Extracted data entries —

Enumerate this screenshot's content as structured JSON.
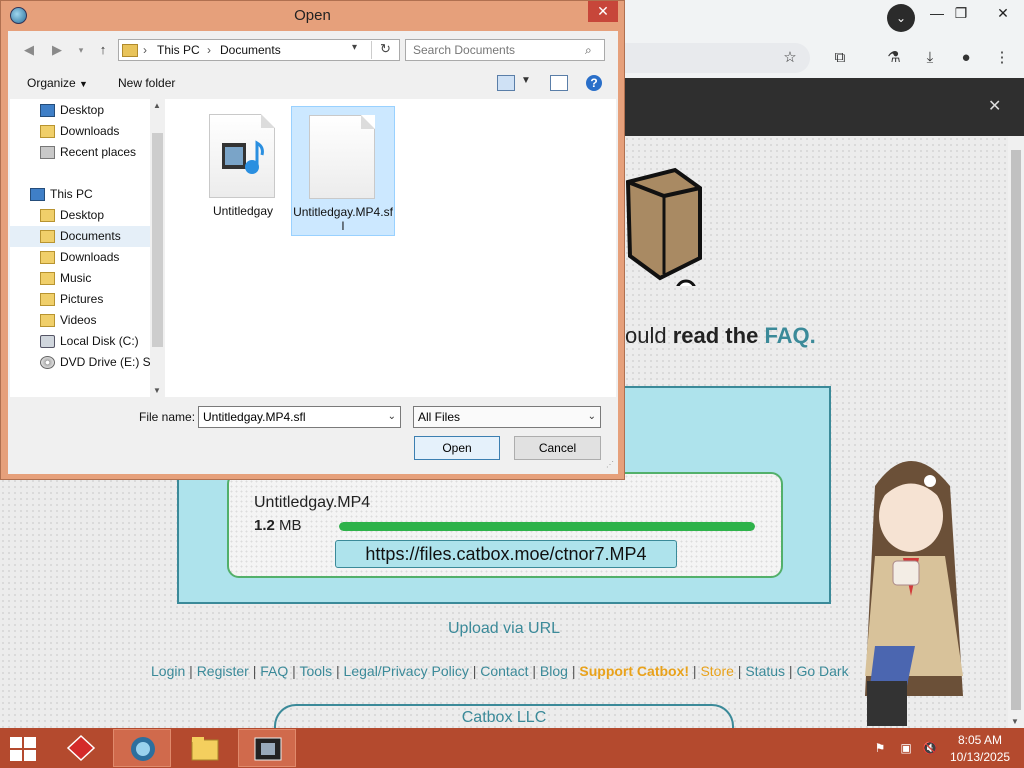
{
  "dialog": {
    "title": "Open",
    "breadcrumb": [
      "This PC",
      "Documents"
    ],
    "search_placeholder": "Search Documents",
    "organize_label": "Organize",
    "new_folder_label": "New folder",
    "nav_items": [
      {
        "label": "Desktop",
        "icon": "desktop-icon"
      },
      {
        "label": "Downloads",
        "icon": "downloads-folder-icon"
      },
      {
        "label": "Recent places",
        "icon": "recent-places-icon"
      },
      {
        "label": "This PC",
        "icon": "computer-icon"
      },
      {
        "label": "Desktop",
        "icon": "folder-icon"
      },
      {
        "label": "Documents",
        "icon": "folder-icon",
        "selected": true
      },
      {
        "label": "Downloads",
        "icon": "folder-icon"
      },
      {
        "label": "Music",
        "icon": "folder-icon"
      },
      {
        "label": "Pictures",
        "icon": "folder-icon"
      },
      {
        "label": "Videos",
        "icon": "folder-icon"
      },
      {
        "label": "Local Disk (C:)",
        "icon": "disk-icon"
      },
      {
        "label": "DVD Drive (E:) So",
        "icon": "dvd-icon"
      }
    ],
    "files": [
      {
        "name": "Untitledgay",
        "icon": "media-file-icon",
        "selected": false
      },
      {
        "name": "Untitledgay.MP4.sfl",
        "icon": "blank-file-icon",
        "selected": true
      }
    ],
    "file_name_label": "File name:",
    "file_name_value": "Untitledgay.MP4.sfl",
    "file_type_value": "All Files",
    "open_label": "Open",
    "cancel_label": "Cancel"
  },
  "page": {
    "faq_prefix": "ould ",
    "faq_bold": "read the",
    "faq_link": "FAQ.",
    "upload": {
      "file_name": "Untitledgay.MP4",
      "size_number": "1.2",
      "size_unit": " MB",
      "progress": 1.0,
      "url": "https://files.catbox.moe/ctnor7.MP4"
    },
    "upload_via_url": "Upload via URL",
    "footer_links": [
      "Login",
      "Register",
      "FAQ",
      "Tools",
      "Legal/Privacy Policy",
      "Contact",
      "Blog",
      "Support Catbox!",
      "Store",
      "Status",
      "Go Dark"
    ],
    "company": "Catbox LLC"
  },
  "taskbar": {
    "time": "8:05 AM",
    "date": "10/13/2025",
    "apps": [
      "start-icon",
      "app-icon",
      "browser-icon",
      "file-explorer-icon",
      "video-app-icon"
    ]
  },
  "colors": {
    "dialog_frame": "#e6a07b",
    "taskbar": "#b44a2e",
    "catbox_accent": "#3b8a99",
    "upload_bg": "#aee3ec",
    "progress": "#2eb24a",
    "support_link": "#e9a21b"
  }
}
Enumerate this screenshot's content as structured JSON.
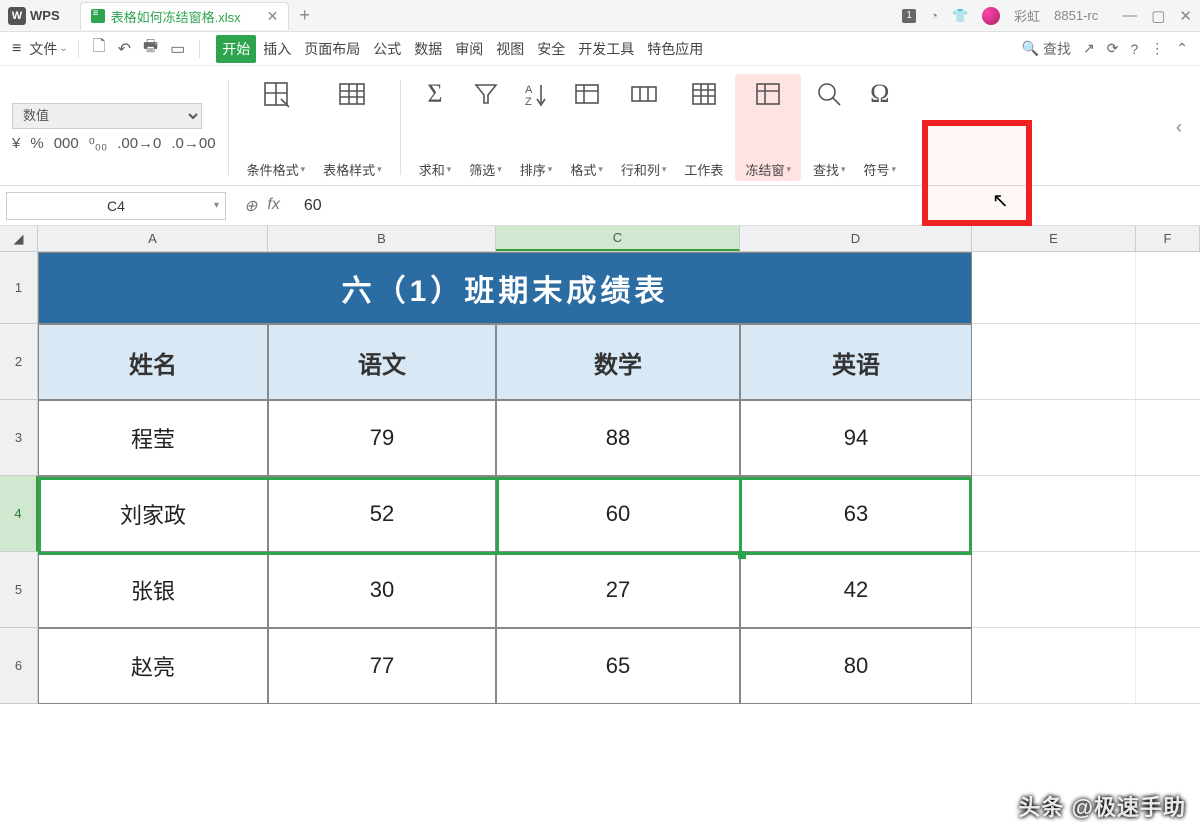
{
  "app": {
    "name": "WPS"
  },
  "tab": {
    "filename": "表格如何冻结窗格.xlsx"
  },
  "titlebar": {
    "badge": "1",
    "user": "彩虹",
    "build": "8851-rc"
  },
  "menu": {
    "file": "文件",
    "tabs": [
      "开始",
      "插入",
      "页面布局",
      "公式",
      "数据",
      "审阅",
      "视图",
      "安全",
      "开发工具",
      "特色应用"
    ],
    "active_index": 0,
    "search": "查找"
  },
  "ribbon": {
    "numfmt": "数值",
    "numfmt_icons": [
      "¥",
      "%",
      "000",
      "⁰₀₀",
      ".00→0",
      ".0→00"
    ],
    "groups": [
      {
        "label": "条件格式",
        "icon": "cond-format"
      },
      {
        "label": "表格样式",
        "icon": "table-style"
      },
      {
        "label": "求和",
        "icon": "sum"
      },
      {
        "label": "筛选",
        "icon": "filter"
      },
      {
        "label": "排序",
        "icon": "sort"
      },
      {
        "label": "格式",
        "icon": "format"
      },
      {
        "label": "行和列",
        "icon": "rowcol"
      },
      {
        "label": "工作表",
        "icon": "sheet"
      },
      {
        "label": "冻结窗",
        "icon": "freeze"
      },
      {
        "label": "查找",
        "icon": "find"
      },
      {
        "label": "符号",
        "icon": "symbol"
      }
    ]
  },
  "fx": {
    "cell": "C4",
    "value": "60"
  },
  "cols": [
    "A",
    "B",
    "C",
    "D",
    "E",
    "F"
  ],
  "active_col_index": 2,
  "rows": [
    "1",
    "2",
    "3",
    "4",
    "5",
    "6"
  ],
  "active_row_index": 3,
  "sheet": {
    "title": "六（1）班期末成绩表",
    "headers": [
      "姓名",
      "语文",
      "数学",
      "英语"
    ],
    "data": [
      [
        "程莹",
        "79",
        "88",
        "94"
      ],
      [
        "刘家政",
        "52",
        "60",
        "63"
      ],
      [
        "张银",
        "30",
        "27",
        "42"
      ],
      [
        "赵亮",
        "77",
        "65",
        "80"
      ]
    ]
  },
  "watermark": "头条 @极速手助"
}
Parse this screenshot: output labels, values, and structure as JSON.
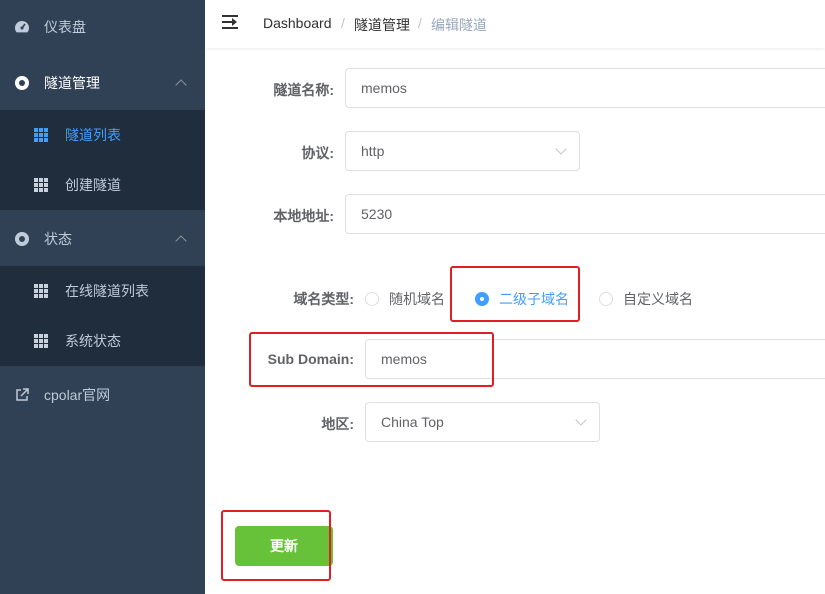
{
  "sidebar": {
    "dashboard": "仪表盘",
    "tunnel_mgmt": "隧道管理",
    "tunnel_list": "隧道列表",
    "create_tunnel": "创建隧道",
    "status": "状态",
    "online_tunnels": "在线隧道列表",
    "system_status": "系统状态",
    "website": "cpolar官网"
  },
  "breadcrumb": {
    "home": "Dashboard",
    "section": "隧道管理",
    "current": "编辑隧道",
    "separator": "/"
  },
  "form": {
    "name_label": "隧道名称:",
    "name_value": "memos",
    "protocol_label": "协议:",
    "protocol_value": "http",
    "local_label": "本地地址:",
    "local_value": "5230",
    "domain_type_label": "域名类型:",
    "domain_options": [
      "随机域名",
      "二级子域名",
      "自定义域名"
    ],
    "domain_selected": "二级子域名",
    "subdomain_label": "Sub Domain:",
    "subdomain_value": "memos",
    "region_label": "地区:",
    "region_value": "China Top",
    "submit": "更新"
  },
  "colors": {
    "sidebar_bg": "#304156",
    "submenu_bg": "#1f2d3d",
    "accent": "#409eff",
    "success": "#67c23a",
    "highlight": "#e02020"
  }
}
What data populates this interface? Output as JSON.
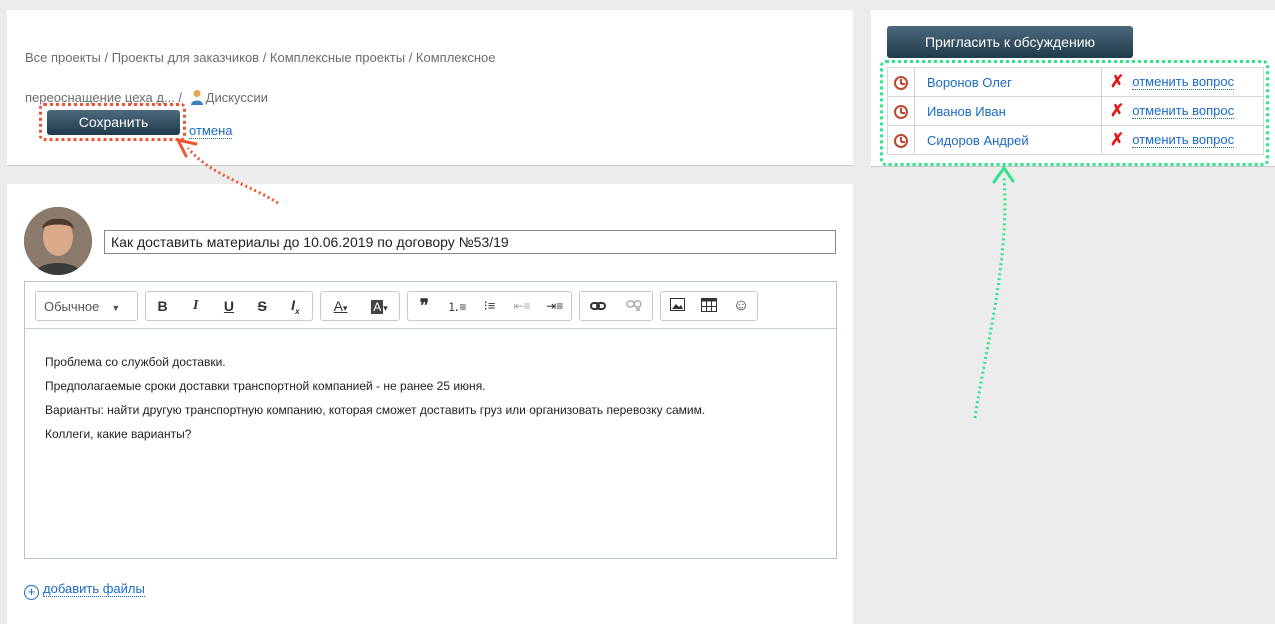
{
  "breadcrumb": {
    "line1": "Все проекты / Проекты для заказчиков / Комплексные проекты / Комплексное",
    "line2": "переоснащение цеха д... / ",
    "current": "Дискуссии"
  },
  "actions": {
    "save_label": "Сохранить",
    "cancel_label": "отмена"
  },
  "invite": {
    "button_label": "Пригласить к обсуждению",
    "participants": [
      {
        "name": "Воронов Олег",
        "action": "отменить вопрос"
      },
      {
        "name": "Иванов Иван",
        "action": "отменить вопрос"
      },
      {
        "name": "Сидоров Андрей",
        "action": "отменить вопрос"
      }
    ]
  },
  "editor": {
    "subject": "Как доставить материалы до 10.06.2019 по договору №53/19",
    "format_label": "Обычное",
    "body_lines": [
      "Проблема со службой доставки.",
      "Предполагаемые сроки доставки транспортной компанией - не ранее 25 июня.",
      "Варианты: найти другую транспортную компанию, которая сможет доставить груз или организовать перевозку самим.",
      "Коллеги, какие варианты?"
    ]
  },
  "add_files_label": "добавить файлы",
  "colors": {
    "accent_link": "#1a6ac7",
    "highlight_save": "#ee5533",
    "highlight_list": "#2ee58c",
    "button_dark": "#2b4a5c"
  }
}
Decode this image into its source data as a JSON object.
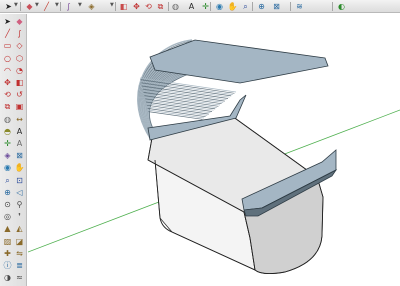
{
  "top_toolbar": {
    "items": [
      {
        "icon": "select-arrow-icon",
        "glyph": "➤",
        "color": "#222222"
      },
      {
        "icon": "eraser-icon",
        "glyph": "◆",
        "color": "#c9505a"
      },
      {
        "icon": "pencil-line-icon",
        "glyph": "╱",
        "color": "#c0392b"
      },
      {
        "icon": "freehand-icon",
        "glyph": "∫",
        "color": "#7a4a9a"
      },
      {
        "icon": "paint-bucket-icon",
        "glyph": "◈",
        "color": "#8a6a2a"
      },
      {
        "icon": "push-pull-icon",
        "glyph": "◧",
        "color": "#c94a4a"
      },
      {
        "icon": "move-icon",
        "glyph": "✥",
        "color": "#c03030"
      },
      {
        "icon": "rotate-icon",
        "glyph": "⟲",
        "color": "#c03030"
      },
      {
        "icon": "scale-icon",
        "glyph": "⧉",
        "color": "#c03030"
      },
      {
        "icon": "tape-measure-icon",
        "glyph": "◍",
        "color": "#6a6a6a"
      },
      {
        "icon": "text-icon",
        "glyph": "A",
        "color": "#2a2a2a"
      },
      {
        "icon": "axes-icon",
        "glyph": "✛",
        "color": "#2a8a2a"
      },
      {
        "icon": "orbit-icon",
        "glyph": "◉",
        "color": "#2a7ab0"
      },
      {
        "icon": "pan-icon",
        "glyph": "✋",
        "color": "#2a7ab0"
      },
      {
        "icon": "zoom-icon",
        "glyph": "⌕",
        "color": "#2a4a9a"
      },
      {
        "icon": "zoom-extents-icon",
        "glyph": "⊕",
        "color": "#2a6aa0"
      },
      {
        "icon": "section-plane-icon",
        "glyph": "⊠",
        "color": "#2a6aa0"
      },
      {
        "icon": "layers-icon",
        "glyph": "≋",
        "color": "#2a6aa0"
      },
      {
        "icon": "warehouse-icon",
        "glyph": "◐",
        "color": "#2a8a2a"
      }
    ]
  },
  "left_palette": {
    "rows": [
      [
        {
          "icon": "select-icon",
          "glyph": "➤",
          "color": "#222222"
        },
        {
          "icon": "eraser-icon",
          "glyph": "◆",
          "color": "#d06080"
        }
      ],
      [
        {
          "icon": "line-icon",
          "glyph": "╱",
          "color": "#c03030"
        },
        {
          "icon": "freehand-icon",
          "glyph": "∫",
          "color": "#c03030"
        }
      ],
      [
        {
          "icon": "rectangle-icon",
          "glyph": "▭",
          "color": "#c03030"
        },
        {
          "icon": "rotated-rectangle-icon",
          "glyph": "◇",
          "color": "#c03030"
        }
      ],
      [
        {
          "icon": "circle-icon",
          "glyph": "○",
          "color": "#c03030"
        },
        {
          "icon": "polygon-icon",
          "glyph": "⬡",
          "color": "#c03030"
        }
      ],
      [
        {
          "icon": "arc-icon",
          "glyph": "◠",
          "color": "#c03030"
        },
        {
          "icon": "pie-icon",
          "glyph": "◔",
          "color": "#c03030"
        }
      ],
      [
        {
          "icon": "move-icon",
          "glyph": "✥",
          "color": "#c03030"
        },
        {
          "icon": "push-pull-icon",
          "glyph": "◧",
          "color": "#c03030"
        }
      ],
      [
        {
          "icon": "rotate-icon",
          "glyph": "⟲",
          "color": "#c03030"
        },
        {
          "icon": "follow-me-icon",
          "glyph": "↺",
          "color": "#c03030"
        }
      ],
      [
        {
          "icon": "scale-icon",
          "glyph": "⧉",
          "color": "#c03030"
        },
        {
          "icon": "offset-icon",
          "glyph": "▣",
          "color": "#c03030"
        }
      ],
      [
        {
          "icon": "tape-measure-icon",
          "glyph": "◍",
          "color": "#6a6a6a"
        },
        {
          "icon": "dimension-icon",
          "glyph": "↔",
          "color": "#8a6a2a"
        }
      ],
      [
        {
          "icon": "protractor-icon",
          "glyph": "◓",
          "color": "#8a8a2a"
        },
        {
          "icon": "text-icon",
          "glyph": "A",
          "color": "#2a2a2a"
        }
      ],
      [
        {
          "icon": "axes-icon",
          "glyph": "✛",
          "color": "#2a8a2a"
        },
        {
          "icon": "3d-text-icon",
          "glyph": "A",
          "color": "#6a6a6a"
        }
      ],
      [
        {
          "icon": "paint-bucket-icon",
          "glyph": "◈",
          "color": "#6a4a9a"
        },
        {
          "icon": "section-plane-icon",
          "glyph": "⊠",
          "color": "#2a6aa0"
        }
      ],
      [
        {
          "icon": "orbit-icon",
          "glyph": "◉",
          "color": "#2a7ab0"
        },
        {
          "icon": "pan-icon",
          "glyph": "✋",
          "color": "#2a7ab0"
        }
      ],
      [
        {
          "icon": "zoom-icon",
          "glyph": "⌕",
          "color": "#2a4a9a"
        },
        {
          "icon": "zoom-window-icon",
          "glyph": "⊡",
          "color": "#2a4a9a"
        }
      ],
      [
        {
          "icon": "zoom-extents-icon",
          "glyph": "⊕",
          "color": "#2a6aa0"
        },
        {
          "icon": "previous-view-icon",
          "glyph": "◁",
          "color": "#2a6aa0"
        }
      ],
      [
        {
          "icon": "position-camera-icon",
          "glyph": "⊙",
          "color": "#4a4a4a"
        },
        {
          "icon": "walk-icon",
          "glyph": "⚲",
          "color": "#4a4a4a"
        }
      ],
      [
        {
          "icon": "look-around-icon",
          "glyph": "◎",
          "color": "#4a4a4a"
        },
        {
          "icon": "footprints-icon",
          "glyph": "❜",
          "color": "#4a4a4a"
        }
      ],
      [
        {
          "icon": "sandbox-icon",
          "glyph": "▲",
          "color": "#8a6a2a"
        },
        {
          "icon": "smoove-icon",
          "glyph": "◭",
          "color": "#8a6a2a"
        }
      ],
      [
        {
          "icon": "stamp-icon",
          "glyph": "▨",
          "color": "#8a6a2a"
        },
        {
          "icon": "drape-icon",
          "glyph": "◪",
          "color": "#8a6a2a"
        }
      ],
      [
        {
          "icon": "add-detail-icon",
          "glyph": "✚",
          "color": "#8a6a2a"
        },
        {
          "icon": "flip-edge-icon",
          "glyph": "⇋",
          "color": "#8a6a2a"
        }
      ],
      [
        {
          "icon": "model-info-icon",
          "glyph": "ⓘ",
          "color": "#2a6aa0"
        },
        {
          "icon": "outliner-icon",
          "glyph": "≣",
          "color": "#2a6aa0"
        }
      ],
      [
        {
          "icon": "shadows-icon",
          "glyph": "◑",
          "color": "#4a4a4a"
        },
        {
          "icon": "fog-icon",
          "glyph": "≈",
          "color": "#4a4a4a"
        }
      ]
    ]
  },
  "viewport": {
    "background": "#ffffff",
    "axis_green": "#4fb04f",
    "model": {
      "base_front": "#f4f4f4",
      "base_side": "#d0d0d0",
      "base_top": "#e9e9e9",
      "slats": "#a9b8c3",
      "slat_dark": "#5f707c",
      "tray": "#a4b6c4"
    }
  }
}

Exercise requirements — Among the entries, how many lines contain the string "Untitledgay"? Give the number without anything else.

Result — 4